## START

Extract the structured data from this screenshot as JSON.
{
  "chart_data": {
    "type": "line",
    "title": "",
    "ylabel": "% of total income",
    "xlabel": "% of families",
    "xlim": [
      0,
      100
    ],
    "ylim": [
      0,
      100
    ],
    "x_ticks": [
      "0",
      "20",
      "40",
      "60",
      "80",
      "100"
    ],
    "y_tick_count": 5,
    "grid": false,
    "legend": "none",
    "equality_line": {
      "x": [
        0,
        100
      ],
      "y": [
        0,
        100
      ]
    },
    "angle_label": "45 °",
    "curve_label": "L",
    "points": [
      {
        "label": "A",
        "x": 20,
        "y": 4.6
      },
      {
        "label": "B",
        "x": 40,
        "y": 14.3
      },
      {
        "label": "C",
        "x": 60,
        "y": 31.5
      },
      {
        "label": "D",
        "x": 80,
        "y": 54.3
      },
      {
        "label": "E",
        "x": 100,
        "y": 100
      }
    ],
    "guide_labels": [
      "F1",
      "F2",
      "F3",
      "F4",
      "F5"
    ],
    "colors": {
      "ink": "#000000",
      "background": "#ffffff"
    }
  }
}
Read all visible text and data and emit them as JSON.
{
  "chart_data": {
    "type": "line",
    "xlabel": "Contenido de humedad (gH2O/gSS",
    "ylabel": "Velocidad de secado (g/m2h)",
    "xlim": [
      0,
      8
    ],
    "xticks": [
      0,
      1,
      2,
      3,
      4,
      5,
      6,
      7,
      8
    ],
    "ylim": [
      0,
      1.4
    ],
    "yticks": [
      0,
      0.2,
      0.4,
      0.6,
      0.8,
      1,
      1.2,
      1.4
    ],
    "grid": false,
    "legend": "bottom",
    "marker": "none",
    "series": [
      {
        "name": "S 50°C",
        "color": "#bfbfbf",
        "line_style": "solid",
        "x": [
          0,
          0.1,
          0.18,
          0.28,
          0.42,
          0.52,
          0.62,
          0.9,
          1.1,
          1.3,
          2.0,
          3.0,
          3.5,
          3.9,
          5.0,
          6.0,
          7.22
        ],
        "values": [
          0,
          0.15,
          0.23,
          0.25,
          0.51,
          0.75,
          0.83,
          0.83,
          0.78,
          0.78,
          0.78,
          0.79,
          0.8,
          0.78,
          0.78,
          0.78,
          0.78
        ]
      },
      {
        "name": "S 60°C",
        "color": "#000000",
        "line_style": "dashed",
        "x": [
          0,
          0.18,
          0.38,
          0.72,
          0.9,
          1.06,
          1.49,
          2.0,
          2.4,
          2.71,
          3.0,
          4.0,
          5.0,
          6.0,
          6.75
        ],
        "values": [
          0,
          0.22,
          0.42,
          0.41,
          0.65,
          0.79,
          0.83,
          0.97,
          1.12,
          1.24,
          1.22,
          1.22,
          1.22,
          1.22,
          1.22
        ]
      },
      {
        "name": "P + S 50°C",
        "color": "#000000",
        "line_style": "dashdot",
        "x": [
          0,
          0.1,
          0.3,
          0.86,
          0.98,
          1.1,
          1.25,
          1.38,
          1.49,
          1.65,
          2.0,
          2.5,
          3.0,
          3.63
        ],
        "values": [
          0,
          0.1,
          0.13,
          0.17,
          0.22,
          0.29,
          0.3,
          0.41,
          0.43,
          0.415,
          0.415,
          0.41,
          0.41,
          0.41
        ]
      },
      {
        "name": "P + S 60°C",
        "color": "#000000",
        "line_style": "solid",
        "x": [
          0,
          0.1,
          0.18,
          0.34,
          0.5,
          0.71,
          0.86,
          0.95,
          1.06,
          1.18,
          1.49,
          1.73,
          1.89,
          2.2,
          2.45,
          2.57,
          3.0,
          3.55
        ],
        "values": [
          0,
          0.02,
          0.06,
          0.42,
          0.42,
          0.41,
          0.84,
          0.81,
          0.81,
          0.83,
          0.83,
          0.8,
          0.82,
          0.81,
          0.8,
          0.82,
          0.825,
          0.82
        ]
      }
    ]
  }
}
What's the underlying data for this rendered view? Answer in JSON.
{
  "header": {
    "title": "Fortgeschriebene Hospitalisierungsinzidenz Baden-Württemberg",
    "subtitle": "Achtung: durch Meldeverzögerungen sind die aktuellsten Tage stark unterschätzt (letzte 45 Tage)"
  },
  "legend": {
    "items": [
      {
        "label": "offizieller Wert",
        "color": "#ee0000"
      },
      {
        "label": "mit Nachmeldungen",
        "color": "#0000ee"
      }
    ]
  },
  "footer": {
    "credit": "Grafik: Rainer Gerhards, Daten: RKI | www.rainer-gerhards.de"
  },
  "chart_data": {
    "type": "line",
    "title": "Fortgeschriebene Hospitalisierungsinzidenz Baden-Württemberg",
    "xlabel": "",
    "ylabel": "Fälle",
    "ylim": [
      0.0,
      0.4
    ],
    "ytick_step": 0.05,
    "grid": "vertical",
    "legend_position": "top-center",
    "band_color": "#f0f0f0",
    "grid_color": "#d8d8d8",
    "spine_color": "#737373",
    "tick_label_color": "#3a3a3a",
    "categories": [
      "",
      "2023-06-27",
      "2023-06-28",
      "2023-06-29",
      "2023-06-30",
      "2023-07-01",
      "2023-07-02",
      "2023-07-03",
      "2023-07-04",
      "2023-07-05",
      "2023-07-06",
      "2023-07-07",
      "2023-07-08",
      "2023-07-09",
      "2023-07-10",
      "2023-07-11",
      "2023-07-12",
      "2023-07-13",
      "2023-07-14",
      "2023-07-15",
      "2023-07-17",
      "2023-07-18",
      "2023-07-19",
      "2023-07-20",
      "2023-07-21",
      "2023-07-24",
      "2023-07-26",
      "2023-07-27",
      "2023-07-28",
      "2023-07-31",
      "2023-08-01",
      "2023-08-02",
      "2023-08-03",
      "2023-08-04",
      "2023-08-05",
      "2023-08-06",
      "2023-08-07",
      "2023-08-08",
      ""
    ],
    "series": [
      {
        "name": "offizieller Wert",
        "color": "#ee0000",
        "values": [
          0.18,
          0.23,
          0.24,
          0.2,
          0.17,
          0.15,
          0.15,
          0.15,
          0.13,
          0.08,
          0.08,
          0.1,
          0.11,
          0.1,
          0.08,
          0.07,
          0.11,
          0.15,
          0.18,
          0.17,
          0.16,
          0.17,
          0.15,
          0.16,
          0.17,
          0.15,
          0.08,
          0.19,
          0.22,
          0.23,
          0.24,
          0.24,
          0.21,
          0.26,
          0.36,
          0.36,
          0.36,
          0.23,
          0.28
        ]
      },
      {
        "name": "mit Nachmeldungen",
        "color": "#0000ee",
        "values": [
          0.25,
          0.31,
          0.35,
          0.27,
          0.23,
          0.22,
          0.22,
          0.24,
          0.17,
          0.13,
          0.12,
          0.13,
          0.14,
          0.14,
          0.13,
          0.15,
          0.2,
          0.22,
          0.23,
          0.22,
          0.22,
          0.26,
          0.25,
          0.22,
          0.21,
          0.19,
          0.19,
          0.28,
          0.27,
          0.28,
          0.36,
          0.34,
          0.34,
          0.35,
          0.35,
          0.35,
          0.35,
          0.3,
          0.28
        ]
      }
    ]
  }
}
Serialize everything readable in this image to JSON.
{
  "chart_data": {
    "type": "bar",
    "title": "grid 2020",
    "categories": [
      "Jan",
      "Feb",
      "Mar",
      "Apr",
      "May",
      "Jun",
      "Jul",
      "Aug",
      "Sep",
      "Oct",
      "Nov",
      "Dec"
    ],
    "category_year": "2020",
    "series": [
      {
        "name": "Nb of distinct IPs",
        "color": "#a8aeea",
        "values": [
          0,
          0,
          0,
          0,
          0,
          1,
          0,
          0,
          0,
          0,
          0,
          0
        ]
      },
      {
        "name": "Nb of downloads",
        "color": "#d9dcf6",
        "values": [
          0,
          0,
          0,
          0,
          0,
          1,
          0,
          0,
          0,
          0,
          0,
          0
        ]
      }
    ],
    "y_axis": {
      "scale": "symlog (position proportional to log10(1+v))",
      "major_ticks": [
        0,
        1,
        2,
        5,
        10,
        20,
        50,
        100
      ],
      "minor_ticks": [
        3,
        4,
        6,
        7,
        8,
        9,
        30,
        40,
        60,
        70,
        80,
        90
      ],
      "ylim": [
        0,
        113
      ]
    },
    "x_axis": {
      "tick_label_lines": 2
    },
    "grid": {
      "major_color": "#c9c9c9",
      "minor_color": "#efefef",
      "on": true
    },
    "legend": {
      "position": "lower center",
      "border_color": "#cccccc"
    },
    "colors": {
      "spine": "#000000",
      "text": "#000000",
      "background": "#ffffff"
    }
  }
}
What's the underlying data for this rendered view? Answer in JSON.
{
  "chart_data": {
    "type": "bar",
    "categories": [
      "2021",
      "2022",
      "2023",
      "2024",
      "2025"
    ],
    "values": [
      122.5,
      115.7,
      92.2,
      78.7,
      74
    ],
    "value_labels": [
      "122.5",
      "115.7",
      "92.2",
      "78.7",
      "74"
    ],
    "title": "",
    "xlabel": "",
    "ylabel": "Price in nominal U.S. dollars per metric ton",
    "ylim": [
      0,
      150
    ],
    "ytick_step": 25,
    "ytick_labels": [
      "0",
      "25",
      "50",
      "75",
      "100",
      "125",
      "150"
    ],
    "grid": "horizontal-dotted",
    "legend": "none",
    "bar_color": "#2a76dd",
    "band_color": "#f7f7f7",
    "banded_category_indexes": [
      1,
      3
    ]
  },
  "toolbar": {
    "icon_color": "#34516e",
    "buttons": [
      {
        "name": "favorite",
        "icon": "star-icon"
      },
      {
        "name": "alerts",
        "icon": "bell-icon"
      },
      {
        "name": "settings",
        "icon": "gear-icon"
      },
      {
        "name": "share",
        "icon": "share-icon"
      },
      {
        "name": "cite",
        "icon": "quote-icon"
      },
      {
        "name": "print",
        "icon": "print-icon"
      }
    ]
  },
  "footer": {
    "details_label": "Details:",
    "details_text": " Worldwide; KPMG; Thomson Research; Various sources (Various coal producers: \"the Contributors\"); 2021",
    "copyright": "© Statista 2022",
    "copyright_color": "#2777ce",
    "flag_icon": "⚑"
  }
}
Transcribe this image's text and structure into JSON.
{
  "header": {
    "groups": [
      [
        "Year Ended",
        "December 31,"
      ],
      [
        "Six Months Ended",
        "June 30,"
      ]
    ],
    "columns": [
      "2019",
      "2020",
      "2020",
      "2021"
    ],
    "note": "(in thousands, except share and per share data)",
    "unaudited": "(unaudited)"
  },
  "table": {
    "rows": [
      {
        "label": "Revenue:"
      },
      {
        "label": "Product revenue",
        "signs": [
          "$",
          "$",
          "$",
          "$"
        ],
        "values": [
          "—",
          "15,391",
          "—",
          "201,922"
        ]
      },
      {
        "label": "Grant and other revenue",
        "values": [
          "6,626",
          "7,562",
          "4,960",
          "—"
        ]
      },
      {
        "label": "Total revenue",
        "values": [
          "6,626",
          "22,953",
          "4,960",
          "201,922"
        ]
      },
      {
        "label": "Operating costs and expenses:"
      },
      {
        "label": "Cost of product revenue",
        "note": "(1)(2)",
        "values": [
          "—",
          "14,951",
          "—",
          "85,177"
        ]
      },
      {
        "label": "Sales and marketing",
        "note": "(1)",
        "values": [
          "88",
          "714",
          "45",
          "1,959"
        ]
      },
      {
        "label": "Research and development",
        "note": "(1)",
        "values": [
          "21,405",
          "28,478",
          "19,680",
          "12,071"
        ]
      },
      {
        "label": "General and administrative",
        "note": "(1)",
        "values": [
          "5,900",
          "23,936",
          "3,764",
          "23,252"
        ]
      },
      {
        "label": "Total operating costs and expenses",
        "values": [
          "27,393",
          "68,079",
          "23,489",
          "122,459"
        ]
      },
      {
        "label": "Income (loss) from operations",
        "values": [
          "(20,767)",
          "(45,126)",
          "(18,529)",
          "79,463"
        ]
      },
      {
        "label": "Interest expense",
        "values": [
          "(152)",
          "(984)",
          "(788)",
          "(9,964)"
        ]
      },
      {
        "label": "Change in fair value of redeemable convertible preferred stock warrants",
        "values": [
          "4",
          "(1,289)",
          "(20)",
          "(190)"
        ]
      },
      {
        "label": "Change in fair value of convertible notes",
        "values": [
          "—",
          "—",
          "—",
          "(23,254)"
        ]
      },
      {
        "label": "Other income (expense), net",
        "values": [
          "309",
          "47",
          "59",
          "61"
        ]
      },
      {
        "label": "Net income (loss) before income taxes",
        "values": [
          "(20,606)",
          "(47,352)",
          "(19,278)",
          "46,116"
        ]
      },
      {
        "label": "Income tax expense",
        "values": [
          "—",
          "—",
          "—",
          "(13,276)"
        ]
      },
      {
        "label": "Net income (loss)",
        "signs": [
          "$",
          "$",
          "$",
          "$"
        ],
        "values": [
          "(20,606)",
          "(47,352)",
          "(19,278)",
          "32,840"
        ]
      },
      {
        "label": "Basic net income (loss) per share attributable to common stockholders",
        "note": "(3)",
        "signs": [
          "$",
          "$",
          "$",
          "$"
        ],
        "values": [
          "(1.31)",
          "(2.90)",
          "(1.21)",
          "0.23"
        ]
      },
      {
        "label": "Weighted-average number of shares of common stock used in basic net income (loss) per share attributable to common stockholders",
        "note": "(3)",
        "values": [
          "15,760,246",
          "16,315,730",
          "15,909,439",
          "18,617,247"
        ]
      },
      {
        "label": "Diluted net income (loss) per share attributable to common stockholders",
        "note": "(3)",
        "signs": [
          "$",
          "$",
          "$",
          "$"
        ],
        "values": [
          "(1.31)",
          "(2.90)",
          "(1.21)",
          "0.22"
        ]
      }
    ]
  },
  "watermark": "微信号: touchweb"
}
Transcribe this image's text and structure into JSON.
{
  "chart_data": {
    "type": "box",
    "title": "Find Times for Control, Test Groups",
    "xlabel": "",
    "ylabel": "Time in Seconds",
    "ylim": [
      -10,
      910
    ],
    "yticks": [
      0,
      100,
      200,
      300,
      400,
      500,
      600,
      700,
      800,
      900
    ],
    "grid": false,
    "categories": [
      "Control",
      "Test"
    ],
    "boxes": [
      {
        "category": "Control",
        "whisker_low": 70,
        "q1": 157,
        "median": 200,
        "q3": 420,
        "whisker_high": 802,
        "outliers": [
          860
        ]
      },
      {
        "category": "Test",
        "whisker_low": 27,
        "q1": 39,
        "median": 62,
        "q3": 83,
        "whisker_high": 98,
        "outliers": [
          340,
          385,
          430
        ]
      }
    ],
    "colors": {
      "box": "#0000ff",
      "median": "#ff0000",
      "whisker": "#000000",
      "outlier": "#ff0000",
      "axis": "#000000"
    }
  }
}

## END

▶ Description of the task: Copy down every line of the material above that includes the string "center".

▶ Solution to the problem:
    "legend_position": "top-center",
      "position": "lower center",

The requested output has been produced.